Copy each record exactly as it reads, leaving out any pictures it holds.

>> Start EXERCISE INPUTS

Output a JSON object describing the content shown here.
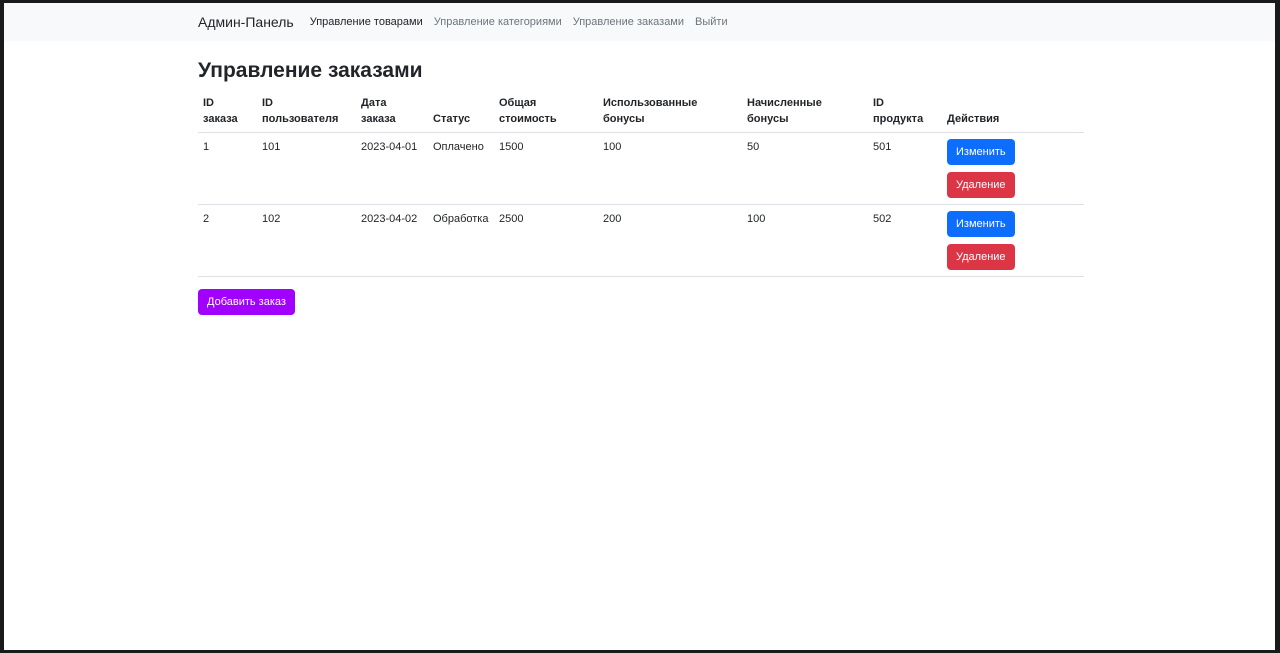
{
  "navbar": {
    "brand": "Админ-Панель",
    "links": [
      {
        "label": "Управление товарами"
      },
      {
        "label": "Управление категориями"
      },
      {
        "label": "Управление заказами"
      },
      {
        "label": "Выйти"
      }
    ]
  },
  "page": {
    "title": "Управление заказами",
    "add_button": "Добавить заказ"
  },
  "table": {
    "headers": [
      {
        "line1": "ID",
        "line2": "заказа"
      },
      {
        "line1": "ID",
        "line2": "пользователя"
      },
      {
        "line1": "Дата",
        "line2": "заказа"
      },
      {
        "line1": "",
        "line2": "Статус"
      },
      {
        "line1": "Общая",
        "line2": "стоимость"
      },
      {
        "line1": "Использованные",
        "line2": "бонусы"
      },
      {
        "line1": "Начисленные",
        "line2": "бонусы"
      },
      {
        "line1": "ID",
        "line2": "продукта"
      },
      {
        "line1": "",
        "line2": "Действия"
      }
    ],
    "rows": [
      {
        "id": "1",
        "user_id": "101",
        "date": "2023-04-01",
        "status": "Оплачено",
        "total": "1500",
        "used_bonus": "100",
        "earned_bonus": "50",
        "product_id": "501"
      },
      {
        "id": "2",
        "user_id": "102",
        "date": "2023-04-02",
        "status": "Обработка",
        "total": "2500",
        "used_bonus": "200",
        "earned_bonus": "100",
        "product_id": "502"
      }
    ],
    "edit_label": "Изменить",
    "delete_label": "Удаление"
  },
  "colors": {
    "edit": "#0d6efd",
    "delete": "#dc3545",
    "add": "#a100ff"
  }
}
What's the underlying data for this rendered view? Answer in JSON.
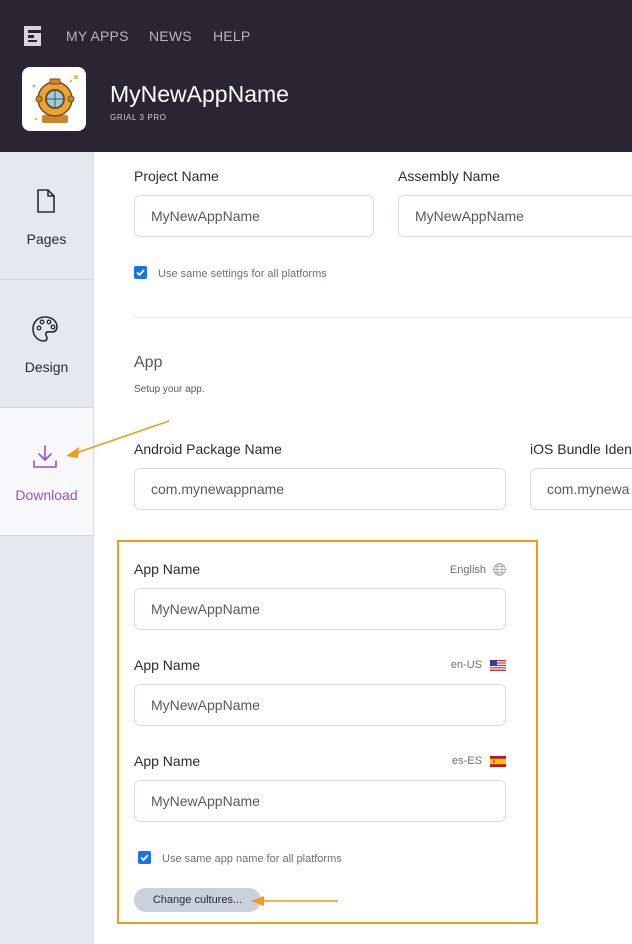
{
  "header": {
    "nav": [
      "MY APPS",
      "NEWS",
      "HELP"
    ],
    "app_title": "MyNewAppName",
    "app_subtitle": "GRIAL 3 PRO"
  },
  "sidebar": {
    "items": [
      {
        "label": "Pages",
        "icon": "page-icon"
      },
      {
        "label": "Design",
        "icon": "palette-icon"
      },
      {
        "label": "Download",
        "icon": "download-icon",
        "active": true
      }
    ]
  },
  "form": {
    "project_name_label": "Project Name",
    "project_name_value": "MyNewAppName",
    "assembly_name_label": "Assembly Name",
    "assembly_name_value": "MyNewAppName",
    "same_settings_label": "Use same settings for all platforms",
    "same_settings_checked": true,
    "app_section_title": "App",
    "app_section_desc": "Setup your app.",
    "android_label": "Android Package Name",
    "android_value": "com.mynewappname",
    "ios_label": "iOS Bundle Iden",
    "ios_value": "com.mynewa",
    "app_names": [
      {
        "label": "App Name",
        "culture": "English",
        "value": "MyNewAppName",
        "icon": "globe-icon"
      },
      {
        "label": "App Name",
        "culture": "en-US",
        "value": "MyNewAppName",
        "icon": "us-flag-icon"
      },
      {
        "label": "App Name",
        "culture": "es-ES",
        "value": "MyNewAppName",
        "icon": "spain-flag-icon"
      }
    ],
    "same_name_label": "Use same app name for all platforms",
    "same_name_checked": true,
    "change_cultures_label": "Change cultures..."
  },
  "colors": {
    "header_bg": "#2b2433",
    "accent": "#9e4ed3",
    "highlight": "#f39a1e",
    "checkbox": "#1a73e8"
  }
}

>> End EXERCISE INPUTS

** SOLVED PROBLEM **
Output a JSON object describing the content shown here.
{
  "navbar": {
    "brand": "Админ-Панель",
    "links": [
      {
        "label": "Управление товарами"
      },
      {
        "label": "Управление категориями"
      },
      {
        "label": "Управление заказами"
      },
      {
        "label": "Выйти"
      }
    ]
  },
  "page": {
    "title": "Управление заказами",
    "add_button": "Добавить заказ"
  },
  "table": {
    "headers": [
      {
        "line1": "ID",
        "line2": "заказа"
      },
      {
        "line1": "ID",
        "line2": "пользователя"
      },
      {
        "line1": "Дата",
        "line2": "заказа"
      },
      {
        "line1": "",
        "line2": "Статус"
      },
      {
        "line1": "Общая",
        "line2": "стоимость"
      },
      {
        "line1": "Использованные",
        "line2": "бонусы"
      },
      {
        "line1": "Начисленные",
        "line2": "бонусы"
      },
      {
        "line1": "ID",
        "line2": "продукта"
      },
      {
        "line1": "",
        "line2": "Действия"
      }
    ],
    "rows": [
      {
        "id": "1",
        "user_id": "101",
        "date": "2023-04-01",
        "status": "Оплачено",
        "total": "1500",
        "used_bonus": "100",
        "earned_bonus": "50",
        "product_id": "501"
      },
      {
        "id": "2",
        "user_id": "102",
        "date": "2023-04-02",
        "status": "Обработка",
        "total": "2500",
        "used_bonus": "200",
        "earned_bonus": "100",
        "product_id": "502"
      }
    ],
    "edit_label": "Изменить",
    "delete_label": "Удаление"
  },
  "colors": {
    "edit": "#0d6efd",
    "delete": "#dc3545",
    "add": "#a100ff"
  }
}
What's the underlying data for this rendered view? Answer in JSON.
{
  "header": {
    "nav": [
      "MY APPS",
      "NEWS",
      "HELP"
    ],
    "app_title": "MyNewAppName",
    "app_subtitle": "GRIAL 3 PRO"
  },
  "sidebar": {
    "items": [
      {
        "label": "Pages",
        "icon": "page-icon"
      },
      {
        "label": "Design",
        "icon": "palette-icon"
      },
      {
        "label": "Download",
        "icon": "download-icon",
        "active": true
      }
    ]
  },
  "form": {
    "project_name_label": "Project Name",
    "project_name_value": "MyNewAppName",
    "assembly_name_label": "Assembly Name",
    "assembly_name_value": "MyNewAppName",
    "same_settings_label": "Use same settings for all platforms",
    "same_settings_checked": true,
    "app_section_title": "App",
    "app_section_desc": "Setup your app.",
    "android_label": "Android Package Name",
    "android_value": "com.mynewappname",
    "ios_label": "iOS Bundle Iden",
    "ios_value": "com.mynewa",
    "app_names": [
      {
        "label": "App Name",
        "culture": "English",
        "value": "MyNewAppName",
        "icon": "globe-icon"
      },
      {
        "label": "App Name",
        "culture": "en-US",
        "value": "MyNewAppName",
        "icon": "us-flag-icon"
      },
      {
        "label": "App Name",
        "culture": "es-ES",
        "value": "MyNewAppName",
        "icon": "spain-flag-icon"
      }
    ],
    "same_name_label": "Use same app name for all platforms",
    "same_name_checked": true,
    "change_cultures_label": "Change cultures..."
  },
  "colors": {
    "header_bg": "#2b2433",
    "accent": "#9e4ed3",
    "highlight": "#f39a1e",
    "checkbox": "#1a73e8"
  }
}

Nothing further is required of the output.